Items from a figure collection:
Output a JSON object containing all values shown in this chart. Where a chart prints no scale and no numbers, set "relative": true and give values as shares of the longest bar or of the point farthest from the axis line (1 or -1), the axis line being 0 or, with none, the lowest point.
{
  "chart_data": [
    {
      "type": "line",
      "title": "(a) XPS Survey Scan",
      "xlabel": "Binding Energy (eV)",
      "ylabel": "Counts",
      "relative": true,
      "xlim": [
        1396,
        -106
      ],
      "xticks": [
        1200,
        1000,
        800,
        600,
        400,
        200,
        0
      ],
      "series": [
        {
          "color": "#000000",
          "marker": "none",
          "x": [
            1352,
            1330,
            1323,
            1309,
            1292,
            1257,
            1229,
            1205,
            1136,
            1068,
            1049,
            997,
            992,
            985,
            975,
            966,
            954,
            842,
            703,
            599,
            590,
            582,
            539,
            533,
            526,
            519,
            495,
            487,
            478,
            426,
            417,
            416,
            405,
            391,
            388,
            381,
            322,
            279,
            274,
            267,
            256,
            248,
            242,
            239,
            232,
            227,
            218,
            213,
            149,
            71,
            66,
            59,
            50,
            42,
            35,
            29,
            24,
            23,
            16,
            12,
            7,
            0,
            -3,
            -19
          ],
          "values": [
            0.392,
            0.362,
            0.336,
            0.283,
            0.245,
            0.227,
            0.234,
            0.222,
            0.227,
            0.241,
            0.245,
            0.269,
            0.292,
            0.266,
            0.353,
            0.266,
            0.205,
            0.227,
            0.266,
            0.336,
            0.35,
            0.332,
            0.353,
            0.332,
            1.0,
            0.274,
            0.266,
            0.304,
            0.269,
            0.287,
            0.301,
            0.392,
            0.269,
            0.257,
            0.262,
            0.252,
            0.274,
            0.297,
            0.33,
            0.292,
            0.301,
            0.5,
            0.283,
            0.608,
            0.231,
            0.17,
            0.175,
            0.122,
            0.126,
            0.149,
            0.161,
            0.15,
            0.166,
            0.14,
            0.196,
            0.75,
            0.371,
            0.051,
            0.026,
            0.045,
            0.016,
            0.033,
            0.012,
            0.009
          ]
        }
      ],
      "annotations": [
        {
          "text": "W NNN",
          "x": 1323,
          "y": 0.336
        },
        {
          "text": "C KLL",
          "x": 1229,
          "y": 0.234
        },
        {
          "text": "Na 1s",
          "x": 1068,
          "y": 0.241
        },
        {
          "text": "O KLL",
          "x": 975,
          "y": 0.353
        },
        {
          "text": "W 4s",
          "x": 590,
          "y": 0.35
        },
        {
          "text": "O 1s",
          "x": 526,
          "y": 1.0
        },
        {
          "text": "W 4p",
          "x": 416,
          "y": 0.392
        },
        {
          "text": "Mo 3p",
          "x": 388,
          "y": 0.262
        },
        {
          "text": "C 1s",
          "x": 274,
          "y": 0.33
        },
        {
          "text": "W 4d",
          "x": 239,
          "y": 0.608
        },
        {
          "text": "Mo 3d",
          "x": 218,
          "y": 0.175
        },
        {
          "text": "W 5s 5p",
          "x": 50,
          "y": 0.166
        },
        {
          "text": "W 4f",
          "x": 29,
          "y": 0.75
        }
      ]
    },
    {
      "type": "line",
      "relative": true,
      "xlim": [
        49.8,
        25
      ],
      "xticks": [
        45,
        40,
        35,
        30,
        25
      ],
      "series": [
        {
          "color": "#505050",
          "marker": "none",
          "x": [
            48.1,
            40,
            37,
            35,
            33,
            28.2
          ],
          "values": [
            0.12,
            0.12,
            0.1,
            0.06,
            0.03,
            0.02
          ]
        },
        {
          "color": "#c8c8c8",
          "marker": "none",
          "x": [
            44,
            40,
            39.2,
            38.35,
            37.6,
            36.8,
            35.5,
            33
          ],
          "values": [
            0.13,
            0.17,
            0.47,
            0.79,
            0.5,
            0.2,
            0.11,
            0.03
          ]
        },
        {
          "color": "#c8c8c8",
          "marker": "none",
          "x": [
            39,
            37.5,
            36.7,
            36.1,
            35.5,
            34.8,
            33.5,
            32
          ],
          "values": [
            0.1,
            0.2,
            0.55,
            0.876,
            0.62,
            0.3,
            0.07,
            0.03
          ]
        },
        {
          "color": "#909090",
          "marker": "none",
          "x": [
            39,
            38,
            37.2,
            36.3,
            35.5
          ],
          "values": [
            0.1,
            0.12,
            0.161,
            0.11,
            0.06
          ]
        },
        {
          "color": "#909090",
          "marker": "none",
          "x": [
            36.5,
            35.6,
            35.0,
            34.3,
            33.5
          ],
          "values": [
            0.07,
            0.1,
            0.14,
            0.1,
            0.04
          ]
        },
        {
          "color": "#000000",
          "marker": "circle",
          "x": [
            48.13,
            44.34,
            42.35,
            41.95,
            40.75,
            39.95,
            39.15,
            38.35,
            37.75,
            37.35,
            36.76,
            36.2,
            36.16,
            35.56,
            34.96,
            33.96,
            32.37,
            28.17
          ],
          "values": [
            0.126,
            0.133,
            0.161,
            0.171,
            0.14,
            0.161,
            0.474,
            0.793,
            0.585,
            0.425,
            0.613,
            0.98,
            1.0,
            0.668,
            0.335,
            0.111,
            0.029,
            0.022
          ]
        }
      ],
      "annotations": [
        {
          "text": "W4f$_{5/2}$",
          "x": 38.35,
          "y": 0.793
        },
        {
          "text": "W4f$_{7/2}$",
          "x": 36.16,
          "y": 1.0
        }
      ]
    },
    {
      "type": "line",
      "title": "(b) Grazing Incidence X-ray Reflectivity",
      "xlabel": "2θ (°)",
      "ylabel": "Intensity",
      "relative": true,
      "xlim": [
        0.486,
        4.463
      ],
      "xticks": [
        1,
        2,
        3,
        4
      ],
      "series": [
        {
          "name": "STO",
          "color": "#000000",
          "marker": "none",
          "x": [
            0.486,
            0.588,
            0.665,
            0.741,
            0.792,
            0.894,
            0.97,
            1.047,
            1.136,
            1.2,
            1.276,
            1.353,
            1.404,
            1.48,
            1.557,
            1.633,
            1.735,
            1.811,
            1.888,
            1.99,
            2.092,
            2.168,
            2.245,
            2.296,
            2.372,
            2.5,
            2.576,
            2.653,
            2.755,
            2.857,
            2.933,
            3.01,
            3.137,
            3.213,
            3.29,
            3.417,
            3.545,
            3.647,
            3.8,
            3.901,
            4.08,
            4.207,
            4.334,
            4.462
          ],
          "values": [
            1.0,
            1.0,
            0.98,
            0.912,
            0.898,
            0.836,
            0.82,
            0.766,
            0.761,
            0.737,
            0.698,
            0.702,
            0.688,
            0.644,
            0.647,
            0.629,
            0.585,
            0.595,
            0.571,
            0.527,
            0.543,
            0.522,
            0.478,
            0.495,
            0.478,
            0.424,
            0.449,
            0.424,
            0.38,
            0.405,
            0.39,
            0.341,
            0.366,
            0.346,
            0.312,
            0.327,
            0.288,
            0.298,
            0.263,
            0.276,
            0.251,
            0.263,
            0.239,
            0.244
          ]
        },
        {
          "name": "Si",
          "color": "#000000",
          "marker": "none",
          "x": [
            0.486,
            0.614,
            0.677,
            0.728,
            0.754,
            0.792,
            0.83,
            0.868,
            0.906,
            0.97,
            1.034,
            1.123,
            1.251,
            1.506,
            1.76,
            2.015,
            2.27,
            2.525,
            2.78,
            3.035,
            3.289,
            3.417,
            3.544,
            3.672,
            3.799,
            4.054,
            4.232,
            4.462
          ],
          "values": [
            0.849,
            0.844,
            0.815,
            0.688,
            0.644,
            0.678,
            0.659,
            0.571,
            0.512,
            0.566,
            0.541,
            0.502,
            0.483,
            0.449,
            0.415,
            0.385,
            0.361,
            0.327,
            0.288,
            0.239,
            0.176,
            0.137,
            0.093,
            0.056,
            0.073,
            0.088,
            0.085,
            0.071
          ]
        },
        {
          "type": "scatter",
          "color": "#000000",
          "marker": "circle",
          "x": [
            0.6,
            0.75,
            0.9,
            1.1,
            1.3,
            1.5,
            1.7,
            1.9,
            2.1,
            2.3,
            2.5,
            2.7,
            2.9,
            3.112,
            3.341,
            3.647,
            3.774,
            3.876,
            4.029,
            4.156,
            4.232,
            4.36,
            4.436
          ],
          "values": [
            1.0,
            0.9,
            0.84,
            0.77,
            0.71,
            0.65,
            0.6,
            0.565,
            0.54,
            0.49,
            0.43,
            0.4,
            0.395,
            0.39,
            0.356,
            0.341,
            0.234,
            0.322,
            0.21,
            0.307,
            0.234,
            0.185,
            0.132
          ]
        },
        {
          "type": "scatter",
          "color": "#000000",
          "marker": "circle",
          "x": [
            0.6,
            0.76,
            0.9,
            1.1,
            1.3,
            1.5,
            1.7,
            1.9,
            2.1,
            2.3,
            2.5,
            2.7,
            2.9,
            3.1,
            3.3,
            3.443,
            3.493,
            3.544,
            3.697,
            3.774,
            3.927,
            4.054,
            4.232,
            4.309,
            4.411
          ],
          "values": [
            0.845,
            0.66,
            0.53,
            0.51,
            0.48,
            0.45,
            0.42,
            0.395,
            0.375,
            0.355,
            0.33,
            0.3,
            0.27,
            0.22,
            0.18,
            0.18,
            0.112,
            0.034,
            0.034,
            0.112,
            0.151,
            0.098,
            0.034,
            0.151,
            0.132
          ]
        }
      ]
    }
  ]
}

Challenge:
Look through the data above. Find each line with the string "title" and copy it.

Complete answer:
      "title": "(a) XPS Survey Scan",
      "title": "(b) Grazing Incidence X-ray Reflectivity",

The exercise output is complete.